_TO BE DONE_
Strip the pictures and reproduce the rest of the listing exactly.

>> Begin SOURCE MATERIAL

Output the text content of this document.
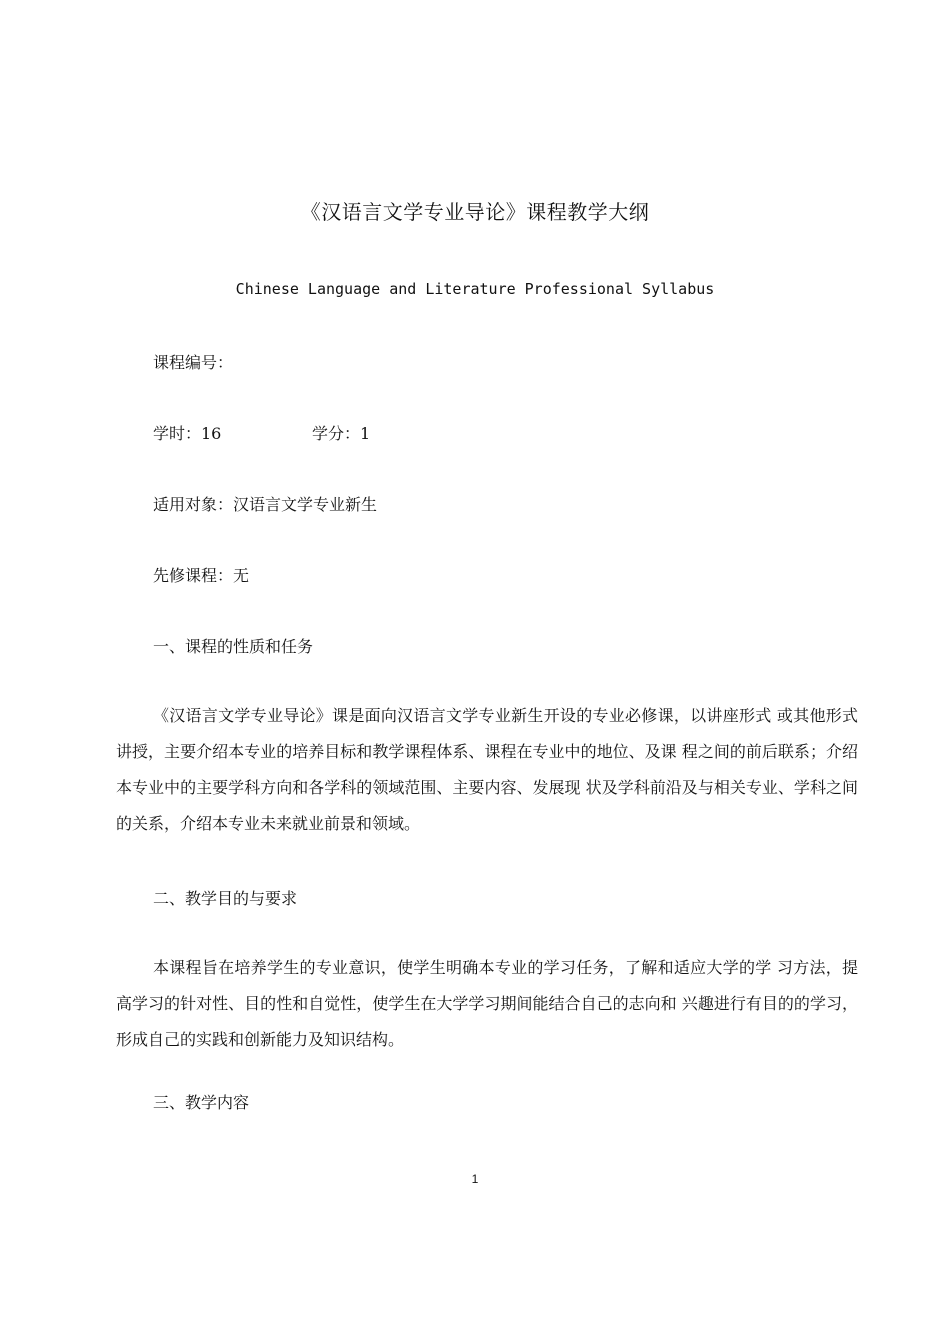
《汉语言文学专业导论》课程教学大纲
Chinese Language and Literature Professional Syllabus
课程编号：
学时：16	学分：1
适用对象：汉语言文学专业新生
先修课程：无
一、课程的性质和任务
《汉语言文学专业导论》课是面向汉语言文学专业新生开设的专业必修课，以讲座形式 或其他形式讲授，主要介绍本专业的培养目标和教学课程体系、课程在专业中的地位、及课 程之间的前后联系；介绍本专业中的主要学科方向和各学科的领域范围、主要内容、发展现 状及学科前沿及与相关专业、学科之间的关系，介绍本专业未来就业前景和领域。
二、教学目的与要求
本课程旨在培养学生的专业意识，使学生明确本专业的学习任务，了解和适应大学的学 习方法，提高学习的针对性、目的性和自觉性，使学生在大学学习期间能结合自己的志向和 兴趣进行有目的的学习，形成自己的实践和创新能力及知识结构。
三、教学内容
1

>> End SOURCE MATERIAL

_REPLY TO THE EXERCISE_
Output the text content of this document.
《汉语言文学专业导论》课程教学大纲
Chinese Language and Literature Professional Syllabus
课程编号：
学时：16	学分：1
适用对象：汉语言文学专业新生
先修课程：无
一、课程的性质和任务
《汉语言文学专业导论》课是面向汉语言文学专业新生开设的专业必修课，以讲座形式 或其他形式讲授，主要介绍本专业的培养目标和教学课程体系、课程在专业中的地位、及课 程之间的前后联系；介绍本专业中的主要学科方向和各学科的领域范围、主要内容、发展现 状及学科前沿及与相关专业、学科之间的关系，介绍本专业未来就业前景和领域。
二、教学目的与要求
本课程旨在培养学生的专业意识，使学生明确本专业的学习任务，了解和适应大学的学 习方法，提高学习的针对性、目的性和自觉性，使学生在大学学习期间能结合自己的志向和 兴趣进行有目的的学习，形成自己的实践和创新能力及知识结构。
三、教学内容
1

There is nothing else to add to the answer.